# [Requirement]
Extract all lines from the data beneath that include the word "center".

Dataset entries

--- begin ---

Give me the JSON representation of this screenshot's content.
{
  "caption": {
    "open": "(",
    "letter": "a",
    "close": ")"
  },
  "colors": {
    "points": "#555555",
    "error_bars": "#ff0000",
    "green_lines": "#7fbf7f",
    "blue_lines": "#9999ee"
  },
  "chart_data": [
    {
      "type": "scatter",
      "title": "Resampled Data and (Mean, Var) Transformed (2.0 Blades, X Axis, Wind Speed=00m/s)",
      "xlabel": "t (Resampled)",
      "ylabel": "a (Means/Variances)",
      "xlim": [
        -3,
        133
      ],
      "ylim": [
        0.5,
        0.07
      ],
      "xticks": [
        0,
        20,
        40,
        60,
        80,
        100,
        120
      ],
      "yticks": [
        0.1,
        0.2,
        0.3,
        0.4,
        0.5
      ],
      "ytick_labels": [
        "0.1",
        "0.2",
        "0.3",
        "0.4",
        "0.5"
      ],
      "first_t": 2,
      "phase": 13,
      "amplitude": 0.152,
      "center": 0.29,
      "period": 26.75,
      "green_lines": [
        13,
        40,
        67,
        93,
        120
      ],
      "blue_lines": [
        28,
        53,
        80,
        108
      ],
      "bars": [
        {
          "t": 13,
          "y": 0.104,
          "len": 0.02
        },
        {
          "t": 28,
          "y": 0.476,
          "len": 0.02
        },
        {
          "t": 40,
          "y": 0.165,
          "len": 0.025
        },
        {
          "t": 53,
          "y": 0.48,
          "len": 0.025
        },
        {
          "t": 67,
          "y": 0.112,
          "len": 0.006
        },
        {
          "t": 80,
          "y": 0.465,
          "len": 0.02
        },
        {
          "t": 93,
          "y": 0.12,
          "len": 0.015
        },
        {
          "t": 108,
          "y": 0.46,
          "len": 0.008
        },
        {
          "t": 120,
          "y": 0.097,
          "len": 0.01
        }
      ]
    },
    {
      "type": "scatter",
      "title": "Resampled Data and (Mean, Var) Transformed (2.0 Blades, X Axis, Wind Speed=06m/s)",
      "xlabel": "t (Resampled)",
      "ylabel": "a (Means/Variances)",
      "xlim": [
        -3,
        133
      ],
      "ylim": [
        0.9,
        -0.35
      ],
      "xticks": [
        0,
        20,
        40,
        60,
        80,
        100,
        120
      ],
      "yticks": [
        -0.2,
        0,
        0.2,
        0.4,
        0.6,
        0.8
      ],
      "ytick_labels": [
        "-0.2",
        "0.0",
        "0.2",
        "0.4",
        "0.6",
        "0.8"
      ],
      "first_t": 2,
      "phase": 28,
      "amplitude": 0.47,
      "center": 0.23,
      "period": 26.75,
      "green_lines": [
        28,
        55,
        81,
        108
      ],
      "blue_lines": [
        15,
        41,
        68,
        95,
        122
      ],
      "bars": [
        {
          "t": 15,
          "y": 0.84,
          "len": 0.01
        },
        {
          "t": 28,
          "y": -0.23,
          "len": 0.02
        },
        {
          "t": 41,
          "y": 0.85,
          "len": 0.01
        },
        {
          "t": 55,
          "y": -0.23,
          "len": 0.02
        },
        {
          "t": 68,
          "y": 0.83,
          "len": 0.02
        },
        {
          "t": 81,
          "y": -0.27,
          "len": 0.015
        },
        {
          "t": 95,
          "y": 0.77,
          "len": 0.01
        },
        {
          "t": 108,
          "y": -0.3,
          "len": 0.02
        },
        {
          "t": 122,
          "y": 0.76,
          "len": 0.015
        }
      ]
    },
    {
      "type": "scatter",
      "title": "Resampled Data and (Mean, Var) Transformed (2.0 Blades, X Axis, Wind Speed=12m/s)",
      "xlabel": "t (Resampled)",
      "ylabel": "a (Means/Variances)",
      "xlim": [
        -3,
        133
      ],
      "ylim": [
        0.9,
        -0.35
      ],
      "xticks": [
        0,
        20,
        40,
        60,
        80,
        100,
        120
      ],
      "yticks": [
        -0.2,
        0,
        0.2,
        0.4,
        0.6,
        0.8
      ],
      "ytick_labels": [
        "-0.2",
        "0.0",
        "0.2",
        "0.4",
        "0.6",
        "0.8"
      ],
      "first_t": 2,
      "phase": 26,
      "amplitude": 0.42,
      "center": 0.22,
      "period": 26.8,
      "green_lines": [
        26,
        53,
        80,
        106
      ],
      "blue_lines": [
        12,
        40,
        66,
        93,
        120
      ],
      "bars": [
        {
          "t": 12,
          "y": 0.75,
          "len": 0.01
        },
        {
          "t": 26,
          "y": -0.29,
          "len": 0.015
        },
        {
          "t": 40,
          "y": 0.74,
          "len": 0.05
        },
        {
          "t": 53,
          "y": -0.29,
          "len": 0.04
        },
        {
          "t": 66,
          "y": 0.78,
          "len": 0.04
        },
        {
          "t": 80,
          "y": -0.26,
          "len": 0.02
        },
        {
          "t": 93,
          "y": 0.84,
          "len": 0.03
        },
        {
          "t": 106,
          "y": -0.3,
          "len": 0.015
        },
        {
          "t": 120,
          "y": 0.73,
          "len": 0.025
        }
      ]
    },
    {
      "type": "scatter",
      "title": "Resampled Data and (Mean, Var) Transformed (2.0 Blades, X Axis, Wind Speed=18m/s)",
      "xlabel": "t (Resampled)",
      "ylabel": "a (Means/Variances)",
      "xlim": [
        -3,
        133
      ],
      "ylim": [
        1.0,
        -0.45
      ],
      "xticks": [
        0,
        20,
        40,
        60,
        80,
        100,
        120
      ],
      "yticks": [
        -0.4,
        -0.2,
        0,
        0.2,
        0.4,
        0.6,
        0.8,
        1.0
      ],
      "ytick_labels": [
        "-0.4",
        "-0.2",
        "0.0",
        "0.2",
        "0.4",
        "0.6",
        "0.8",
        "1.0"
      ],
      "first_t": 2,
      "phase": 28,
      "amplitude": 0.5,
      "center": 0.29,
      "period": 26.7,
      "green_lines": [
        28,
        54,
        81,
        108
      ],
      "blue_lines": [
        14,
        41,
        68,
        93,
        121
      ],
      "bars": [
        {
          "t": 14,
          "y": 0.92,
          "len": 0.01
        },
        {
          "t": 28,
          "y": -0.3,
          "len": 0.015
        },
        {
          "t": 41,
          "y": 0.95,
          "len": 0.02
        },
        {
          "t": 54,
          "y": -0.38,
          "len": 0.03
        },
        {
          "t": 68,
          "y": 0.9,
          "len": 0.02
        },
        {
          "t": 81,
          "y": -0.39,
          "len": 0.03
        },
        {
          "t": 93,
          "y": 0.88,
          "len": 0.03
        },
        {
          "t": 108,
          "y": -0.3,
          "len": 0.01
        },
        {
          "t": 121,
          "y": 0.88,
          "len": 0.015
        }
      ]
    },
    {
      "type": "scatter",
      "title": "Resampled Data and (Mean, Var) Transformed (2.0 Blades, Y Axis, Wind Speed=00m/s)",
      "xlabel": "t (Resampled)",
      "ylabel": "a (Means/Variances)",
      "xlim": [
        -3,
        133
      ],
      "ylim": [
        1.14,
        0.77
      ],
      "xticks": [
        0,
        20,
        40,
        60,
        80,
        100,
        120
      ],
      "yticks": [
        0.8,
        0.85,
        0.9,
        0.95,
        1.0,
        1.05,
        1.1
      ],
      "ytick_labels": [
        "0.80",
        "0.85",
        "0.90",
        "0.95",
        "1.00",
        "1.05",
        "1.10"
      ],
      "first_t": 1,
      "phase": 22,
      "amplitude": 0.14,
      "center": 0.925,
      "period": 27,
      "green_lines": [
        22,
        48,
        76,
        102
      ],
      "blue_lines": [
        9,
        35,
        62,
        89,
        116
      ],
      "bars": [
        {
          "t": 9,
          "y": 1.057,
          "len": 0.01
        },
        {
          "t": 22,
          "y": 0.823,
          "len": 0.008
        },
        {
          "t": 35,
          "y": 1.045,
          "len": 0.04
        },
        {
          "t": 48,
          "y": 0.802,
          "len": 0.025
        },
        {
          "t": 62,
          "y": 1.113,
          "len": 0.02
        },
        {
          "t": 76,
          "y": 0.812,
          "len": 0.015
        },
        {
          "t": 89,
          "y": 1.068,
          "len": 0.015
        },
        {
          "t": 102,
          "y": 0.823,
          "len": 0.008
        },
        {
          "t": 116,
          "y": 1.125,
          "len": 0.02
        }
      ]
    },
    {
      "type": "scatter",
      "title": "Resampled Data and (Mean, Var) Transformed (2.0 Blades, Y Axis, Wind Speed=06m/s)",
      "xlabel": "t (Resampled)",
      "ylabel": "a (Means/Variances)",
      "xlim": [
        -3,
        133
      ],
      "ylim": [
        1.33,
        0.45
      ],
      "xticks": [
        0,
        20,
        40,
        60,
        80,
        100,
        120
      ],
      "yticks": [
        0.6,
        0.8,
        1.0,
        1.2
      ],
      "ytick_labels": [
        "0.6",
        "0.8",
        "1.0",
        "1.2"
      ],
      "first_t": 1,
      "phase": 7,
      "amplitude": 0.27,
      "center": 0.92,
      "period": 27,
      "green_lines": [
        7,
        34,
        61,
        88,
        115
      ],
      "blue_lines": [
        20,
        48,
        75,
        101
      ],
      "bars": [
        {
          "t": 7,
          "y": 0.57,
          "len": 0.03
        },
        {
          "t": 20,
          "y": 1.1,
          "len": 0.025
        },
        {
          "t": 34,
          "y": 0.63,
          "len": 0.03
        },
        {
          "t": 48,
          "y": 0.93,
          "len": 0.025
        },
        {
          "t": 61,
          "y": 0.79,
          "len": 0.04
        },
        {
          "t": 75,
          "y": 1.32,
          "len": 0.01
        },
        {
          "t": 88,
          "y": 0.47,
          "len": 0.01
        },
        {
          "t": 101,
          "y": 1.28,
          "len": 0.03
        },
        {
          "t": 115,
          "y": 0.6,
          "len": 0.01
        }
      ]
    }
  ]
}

--- end ---

# [The solution]
      "center": 0.29,
      "center": 0.23,
      "center": 0.22,
      "center": 0.29,
      "center": 0.925,
      "center": 0.92,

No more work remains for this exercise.